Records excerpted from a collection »
....

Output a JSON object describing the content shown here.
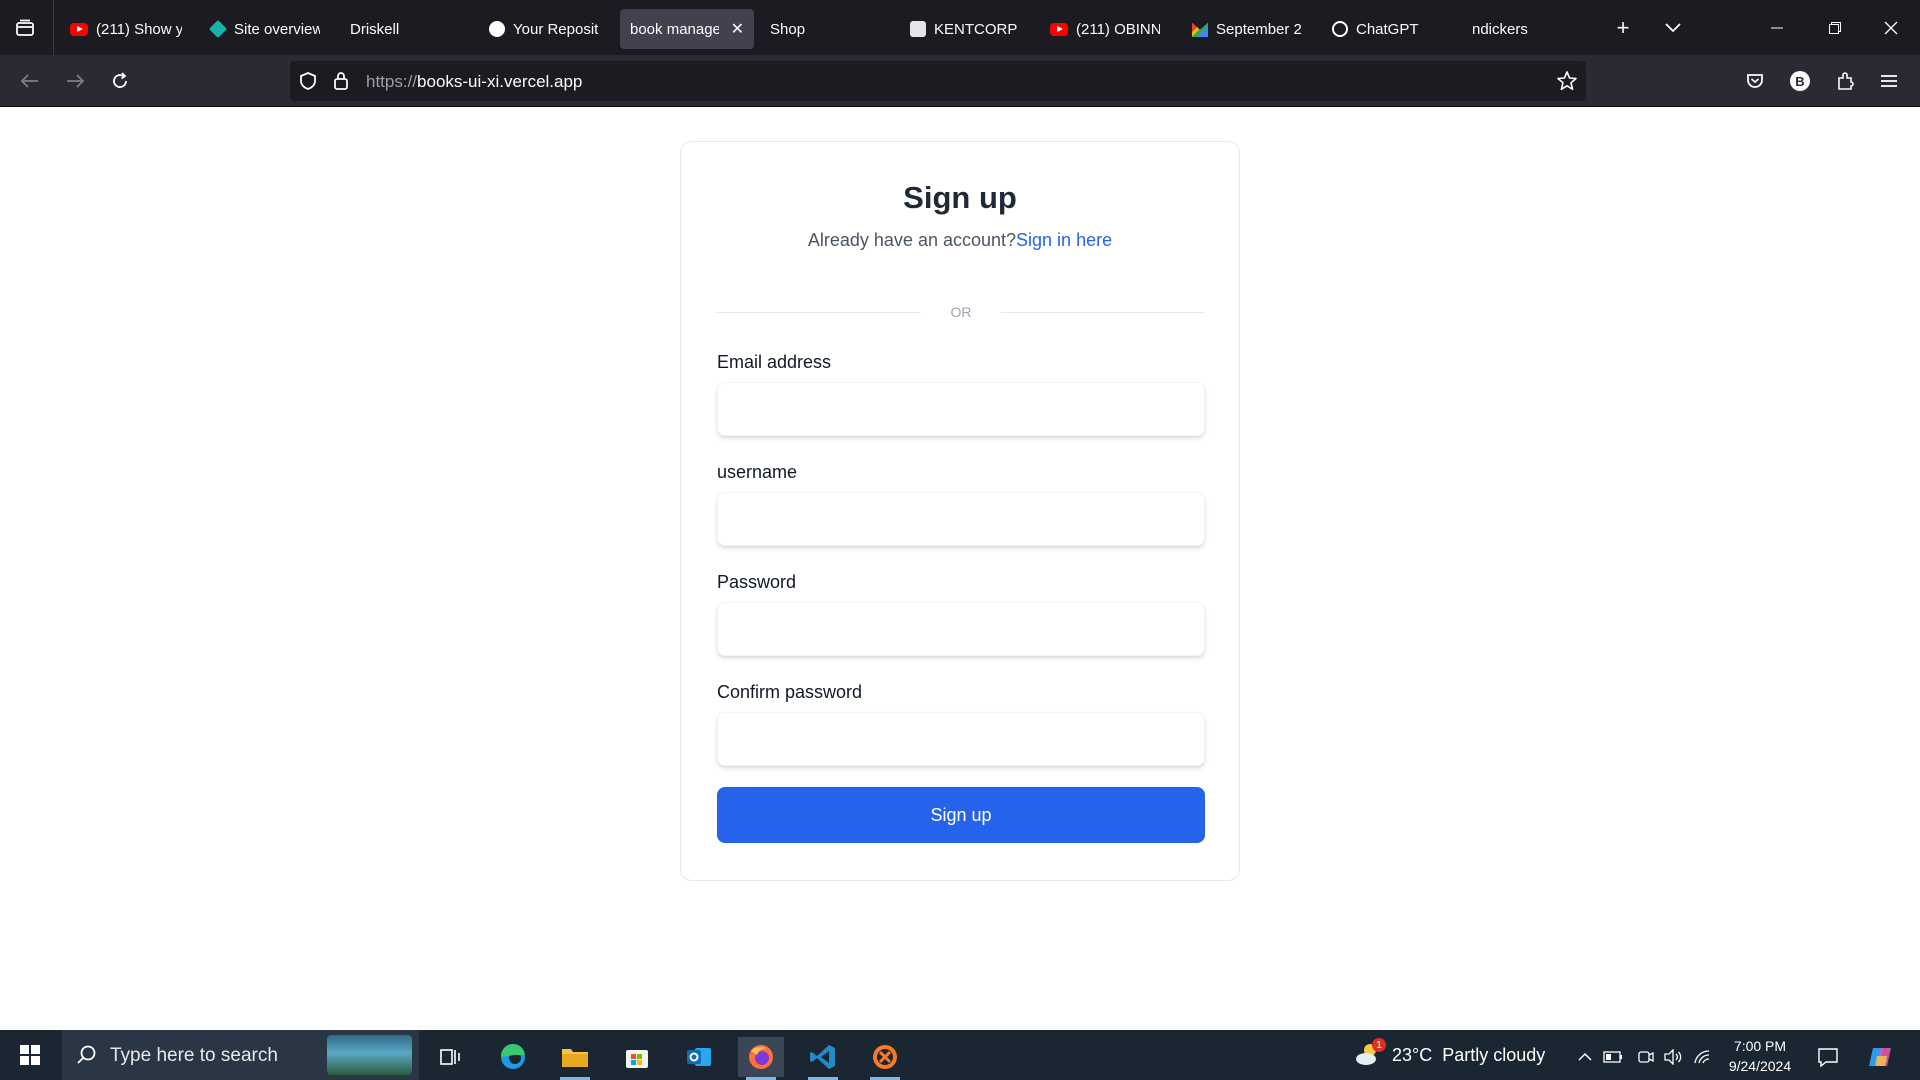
{
  "browser": {
    "tabs": [
      {
        "label": "(211) Show y",
        "icon": "youtube-icon",
        "active": false
      },
      {
        "label": "Site overview",
        "icon": "diamond-icon",
        "active": false
      },
      {
        "label": "Driskell",
        "icon": "",
        "active": false
      },
      {
        "label": "Your Reposito",
        "icon": "github-icon",
        "active": false
      },
      {
        "label": "book manager",
        "icon": "",
        "active": true
      },
      {
        "label": "Shop",
        "icon": "",
        "active": false
      },
      {
        "label": "KENTCORP FI",
        "icon": "kentcorp-icon",
        "active": false
      },
      {
        "label": "(211) OBINN",
        "icon": "youtube-icon",
        "active": false
      },
      {
        "label": "September 2",
        "icon": "gmail-icon",
        "active": false
      },
      {
        "label": "ChatGPT",
        "icon": "chatgpt-icon",
        "active": false
      },
      {
        "label": "ndickers",
        "icon": "",
        "active": false
      }
    ],
    "url_protocol": "https://",
    "url_host": "books-ui-xi.vercel.app",
    "profile_initial": "B"
  },
  "page": {
    "title": "Sign up",
    "subtitle_prefix": "Already have an account?",
    "signin_link": "Sign in here",
    "divider_text": "OR",
    "fields": [
      {
        "label": "Email address",
        "value": "",
        "placeholder": ""
      },
      {
        "label": "username",
        "value": "",
        "placeholder": ""
      },
      {
        "label": "Password",
        "value": "",
        "placeholder": ""
      },
      {
        "label": "Confirm password",
        "value": "",
        "placeholder": ""
      }
    ],
    "submit_label": "Sign up"
  },
  "taskbar": {
    "search_placeholder": "Type here to search",
    "weather": "23°C  Partly cloudy",
    "weather_badge": "1",
    "time": "7:00 PM",
    "date": "9/24/2024"
  },
  "colors": {
    "accent": "#2563eb",
    "tab_bar": "#1c1b22",
    "nav_bar": "#2b2a33",
    "taskbar": "#1b2633"
  }
}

....

THE TASK »
Print all of the records shown above exactly, leaving out each picture.

FINISHED EXERCISE »
Output a JSON object describing the content shown here.
{
  "browser": {
    "tabs": [
      {
        "label": "(211) Show y",
        "icon": "youtube-icon",
        "active": false
      },
      {
        "label": "Site overview",
        "icon": "diamond-icon",
        "active": false
      },
      {
        "label": "Driskell",
        "icon": "",
        "active": false
      },
      {
        "label": "Your Reposito",
        "icon": "github-icon",
        "active": false
      },
      {
        "label": "book manager",
        "icon": "",
        "active": true
      },
      {
        "label": "Shop",
        "icon": "",
        "active": false
      },
      {
        "label": "KENTCORP FI",
        "icon": "kentcorp-icon",
        "active": false
      },
      {
        "label": "(211) OBINN",
        "icon": "youtube-icon",
        "active": false
      },
      {
        "label": "September 2",
        "icon": "gmail-icon",
        "active": false
      },
      {
        "label": "ChatGPT",
        "icon": "chatgpt-icon",
        "active": false
      },
      {
        "label": "ndickers",
        "icon": "",
        "active": false
      }
    ],
    "url_protocol": "https://",
    "url_host": "books-ui-xi.vercel.app",
    "profile_initial": "B"
  },
  "page": {
    "title": "Sign up",
    "subtitle_prefix": "Already have an account?",
    "signin_link": "Sign in here",
    "divider_text": "OR",
    "fields": [
      {
        "label": "Email address",
        "value": "",
        "placeholder": ""
      },
      {
        "label": "username",
        "value": "",
        "placeholder": ""
      },
      {
        "label": "Password",
        "value": "",
        "placeholder": ""
      },
      {
        "label": "Confirm password",
        "value": "",
        "placeholder": ""
      }
    ],
    "submit_label": "Sign up"
  },
  "taskbar": {
    "search_placeholder": "Type here to search",
    "weather": "23°C  Partly cloudy",
    "weather_badge": "1",
    "time": "7:00 PM",
    "date": "9/24/2024"
  },
  "colors": {
    "accent": "#2563eb",
    "tab_bar": "#1c1b22",
    "nav_bar": "#2b2a33",
    "taskbar": "#1b2633"
  }
}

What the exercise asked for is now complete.